### Data shown
>>>
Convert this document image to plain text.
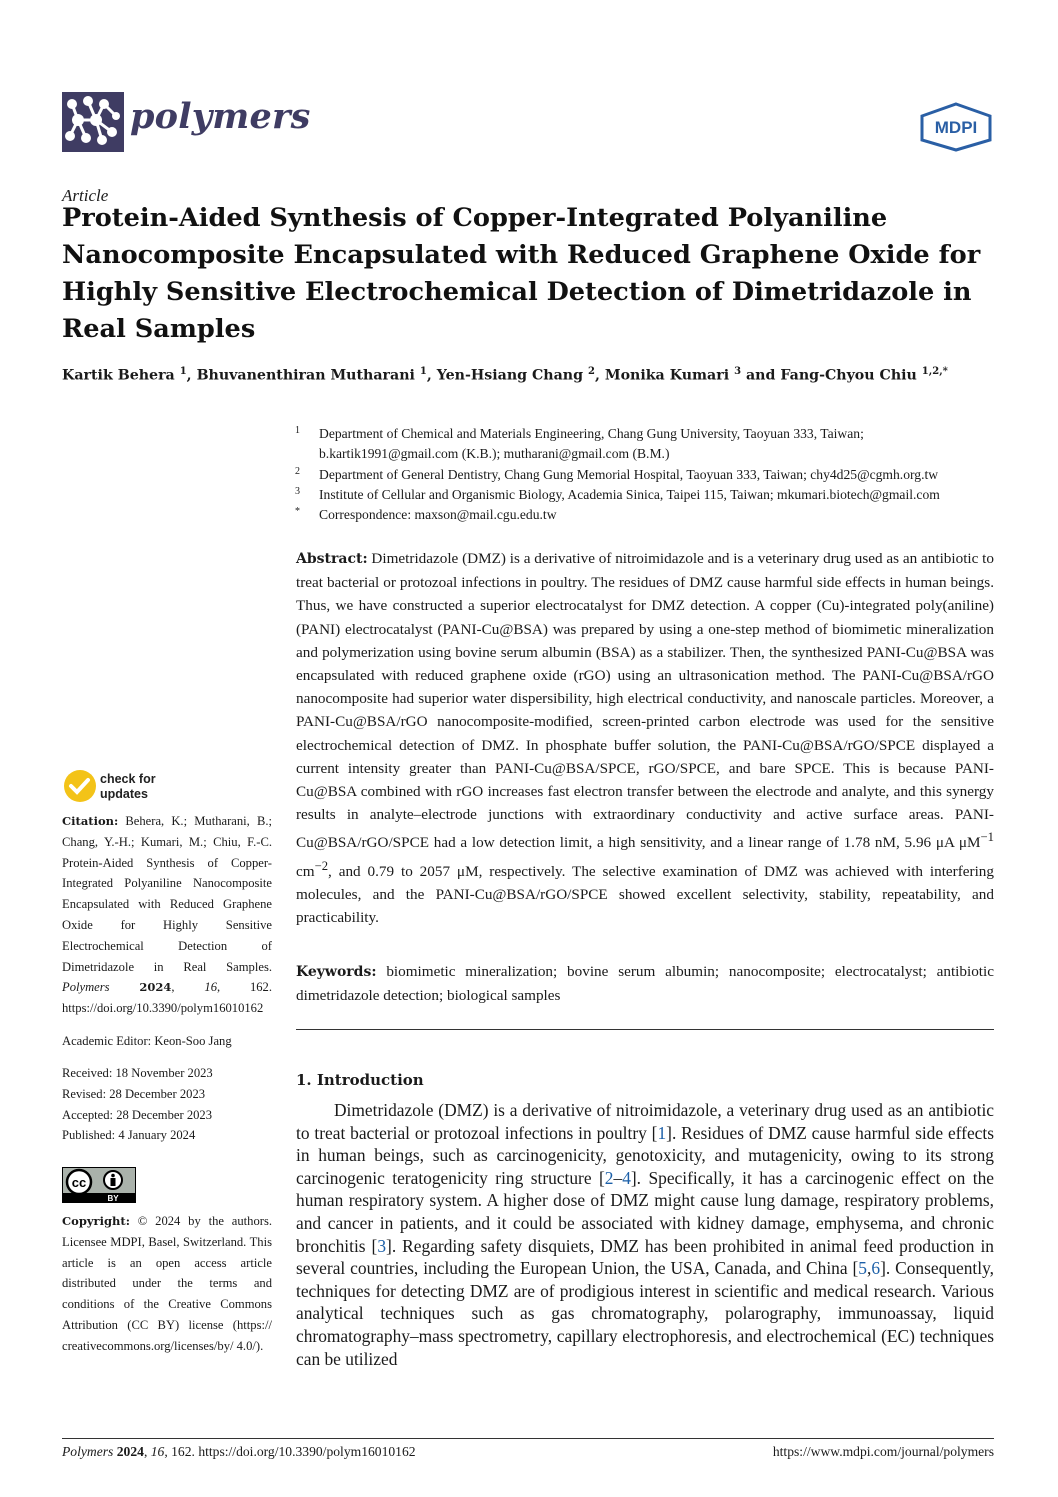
polymers	MDPI
Article
Protein-Aided Synthesis of Copper-Integrated Polyaniline Nanocomposite Encapsulated with Reduced Graphene Oxide for Highly Sensitive Electrochemical Detection of Dimetridazole in Real Samples
Kartik Behera $^1$, Bhuvanenthiran Mutharani $^1$, Yen-Hsiang Chang $^2$, Monika Kumari $^3$ and Fang-Chyou Chiu $^{1,2,*}$
1 Department of Chemical and Materials Engineering, Chang Gung University, Taoyuan 333, Taiwan;
b.kartik1991@gmail.com (K.B.); mutharani@gmail.com (B.M.)
2 Department of General Dentistry, Chang Gung Memorial Hospital, Taoyuan 333, Taiwan; chy4d25@cgmh.org.tw
3 Institute of Cellular and Organismic Biology, Academia Sinica, Taipei 115, Taiwan; mkumari.biotech@gmail.com
* Correspondence: maxson@mail.cgu.edu.tw
Abstract: Dimetridazole (DMZ) is a derivative of nitroimidazole and is a veterinary drug used as an antibiotic to treat bacterial or protozoal infections in poultry. The residues of DMZ cause harmful side effects in human beings. Thus, we have constructed a superior electrocatalyst for DMZ detection. A copper (Cu)-integrated poly(aniline) (PANI) electrocatalyst (PANI-Cu@BSA) was prepared by using a one-step method of biomimetic mineralization and polymerization using bovine serum albumin (BSA) as a stabilizer. Then, the synthesized PANI-Cu@BSA was encapsulated with reduced graphene oxide (rGO) using an ultrasonication method. The PANI-Cu@BSA/rGO nanocomposite had superior water dispersibility, high electrical conductivity, and nanoscale particles. Moreover, a PANI-Cu@BSA/rGO nanocomposite-modified, screen-printed carbon electrode was used for the sensitive electrochemical detection of DMZ. In phosphate buffer solution, the PANI-Cu@BSA/rGO/SPCE displayed a current intensity greater than PANI-Cu@BSA/SPCE, rGO/SPCE, and bare SPCE. This is because PANI-Cu@BSA combined with rGO increases fast electron transfer between the electrode and analyte, and this synergy results in analyte–electrode junctions with extraordinary conductivity and active surface areas. PANI-Cu@BSA/rGO/SPCE had a low detection limit, a high sensitivity, and a linear range of 1.78 nM, 5.96 μA $\mu M^{-1}$ $cm^{-2}$, and 0.79 to 2057 μM, respectively. The selective examination of DMZ was achieved with interfering molecules, and the PANI-Cu@BSA/rGO/SPCE showed excellent selectivity, stability, repeatability, and practicability.
Keywords: biomimetic mineralization; bovine serum albumin; nanocomposite; electrocatalyst; antibiotic dimetridazole detection; biological samples
1. Introduction
Dimetridazole (DMZ) is a derivative of nitroimidazole, a veterinary drug used as an antibiotic to treat bacterial or protozoal infections in poultry [1]. Residues of DMZ cause harmful side effects in human beings, such as carcinogenicity, genotoxicity, and mutagenicity, owing to its strong carcinogenic teratogenicity ring structure [2–4]. Specifically, it has a carcinogenic effect on the human respiratory system. A higher dose of DMZ might cause lung damage, respiratory problems, and cancer in patients, and it could be associated with kidney damage, emphysema, and chronic bronchitis [3]. Regarding safety disquiets, DMZ has been prohibited in animal feed production in several countries, including the European Union, the USA, Canada, and China [5,6]. Consequently, techniques for detecting DMZ are of prodigious interest in scientific and medical research. Various analytical techniques such as gas chromatography, polarography, immunoassay, liquid chromatography–mass spectrometry, capillary electrophoresis, and electrochemical (EC) techniques can be utilized
check for
updates
Citation: Behera, K.; Mutharani, B.; Chang, Y.-H.; Kumari, M.; Chiu, F.-C. Protein-Aided Synthesis of Copper-Integrated Polyaniline Nanocomposite Encapsulated with Reduced Graphene Oxide for Highly Sensitive Electrochemical Detection of Dimetridazole in Real Samples. Polymers	2024, 16, 162. https://doi.org/10.3390/polym16010162
Academic Editor: Keon-Soo Jang
Received: 18 November 2023
Revised: 28 December 2023
Accepted: 28 December 2023
Published: 4 January 2024
cc
BY
Copyright: © 2024 by the authors. Licensee MDPI, Basel, Switzerland. This article is an open access article distributed under the terms and conditions of the Creative Commons Attribution (CC BY) license (https:// creativecommons.org/licenses/by/ 4.0/).
Polymers 2024, 16, 162. https://doi.org/10.3390/polym16010162	https://www.mdpi.com/journal/polymers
<<<
### What this task involves
The answer must be the data above, repeated exactly, with no pictures.

### The completed task
Convert this document image to plain text.
polymers	MDPI
Article
Protein-Aided Synthesis of Copper-Integrated Polyaniline Nanocomposite Encapsulated with Reduced Graphene Oxide for Highly Sensitive Electrochemical Detection of Dimetridazole in Real Samples
Kartik Behera $^1$, Bhuvanenthiran Mutharani $^1$, Yen-Hsiang Chang $^2$, Monika Kumari $^3$ and Fang-Chyou Chiu $^{1,2,*}$
1 Department of Chemical and Materials Engineering, Chang Gung University, Taoyuan 333, Taiwan;
b.kartik1991@gmail.com (K.B.); mutharani@gmail.com (B.M.)
2 Department of General Dentistry, Chang Gung Memorial Hospital, Taoyuan 333, Taiwan; chy4d25@cgmh.org.tw
3 Institute of Cellular and Organismic Biology, Academia Sinica, Taipei 115, Taiwan; mkumari.biotech@gmail.com
* Correspondence: maxson@mail.cgu.edu.tw
Abstract: Dimetridazole (DMZ) is a derivative of nitroimidazole and is a veterinary drug used as an antibiotic to treat bacterial or protozoal infections in poultry. The residues of DMZ cause harmful side effects in human beings. Thus, we have constructed a superior electrocatalyst for DMZ detection. A copper (Cu)-integrated poly(aniline) (PANI) electrocatalyst (PANI-Cu@BSA) was prepared by using a one-step method of biomimetic mineralization and polymerization using bovine serum albumin (BSA) as a stabilizer. Then, the synthesized PANI-Cu@BSA was encapsulated with reduced graphene oxide (rGO) using an ultrasonication method. The PANI-Cu@BSA/rGO nanocomposite had superior water dispersibility, high electrical conductivity, and nanoscale particles. Moreover, a PANI-Cu@BSA/rGO nanocomposite-modified, screen-printed carbon electrode was used for the sensitive electrochemical detection of DMZ. In phosphate buffer solution, the PANI-Cu@BSA/rGO/SPCE displayed a current intensity greater than PANI-Cu@BSA/SPCE, rGO/SPCE, and bare SPCE. This is because PANI-Cu@BSA combined with rGO increases fast electron transfer between the electrode and analyte, and this synergy results in analyte–electrode junctions with extraordinary conductivity and active surface areas. PANI-Cu@BSA/rGO/SPCE had a low detection limit, a high sensitivity, and a linear range of 1.78 nM, 5.96 μA $\mu M^{-1}$ $cm^{-2}$, and 0.79 to 2057 μM, respectively. The selective examination of DMZ was achieved with interfering molecules, and the PANI-Cu@BSA/rGO/SPCE showed excellent selectivity, stability, repeatability, and practicability.
Keywords: biomimetic mineralization; bovine serum albumin; nanocomposite; electrocatalyst; antibiotic dimetridazole detection; biological samples
1. Introduction
Dimetridazole (DMZ) is a derivative of nitroimidazole, a veterinary drug used as an antibiotic to treat bacterial or protozoal infections in poultry [1]. Residues of DMZ cause harmful side effects in human beings, such as carcinogenicity, genotoxicity, and mutagenicity, owing to its strong carcinogenic teratogenicity ring structure [2–4]. Specifically, it has a carcinogenic effect on the human respiratory system. A higher dose of DMZ might cause lung damage, respiratory problems, and cancer in patients, and it could be associated with kidney damage, emphysema, and chronic bronchitis [3]. Regarding safety disquiets, DMZ has been prohibited in animal feed production in several countries, including the European Union, the USA, Canada, and China [5,6]. Consequently, techniques for detecting DMZ are of prodigious interest in scientific and medical research. Various analytical techniques such as gas chromatography, polarography, immunoassay, liquid chromatography–mass spectrometry, capillary electrophoresis, and electrochemical (EC) techniques can be utilized
check for
updates
Citation: Behera, K.; Mutharani, B.; Chang, Y.-H.; Kumari, M.; Chiu, F.-C. Protein-Aided Synthesis of Copper-Integrated Polyaniline Nanocomposite Encapsulated with Reduced Graphene Oxide for Highly Sensitive Electrochemical Detection of Dimetridazole in Real Samples. Polymers	2024, 16, 162. https://doi.org/10.3390/polym16010162
Academic Editor: Keon-Soo Jang
Received: 18 November 2023
Revised: 28 December 2023
Accepted: 28 December 2023
Published: 4 January 2024
cc
BY
Copyright: © 2024 by the authors. Licensee MDPI, Basel, Switzerland. This article is an open access article distributed under the terms and conditions of the Creative Commons Attribution (CC BY) license (https:// creativecommons.org/licenses/by/ 4.0/).
Polymers 2024, 16, 162. https://doi.org/10.3390/polym16010162	https://www.mdpi.com/journal/polymers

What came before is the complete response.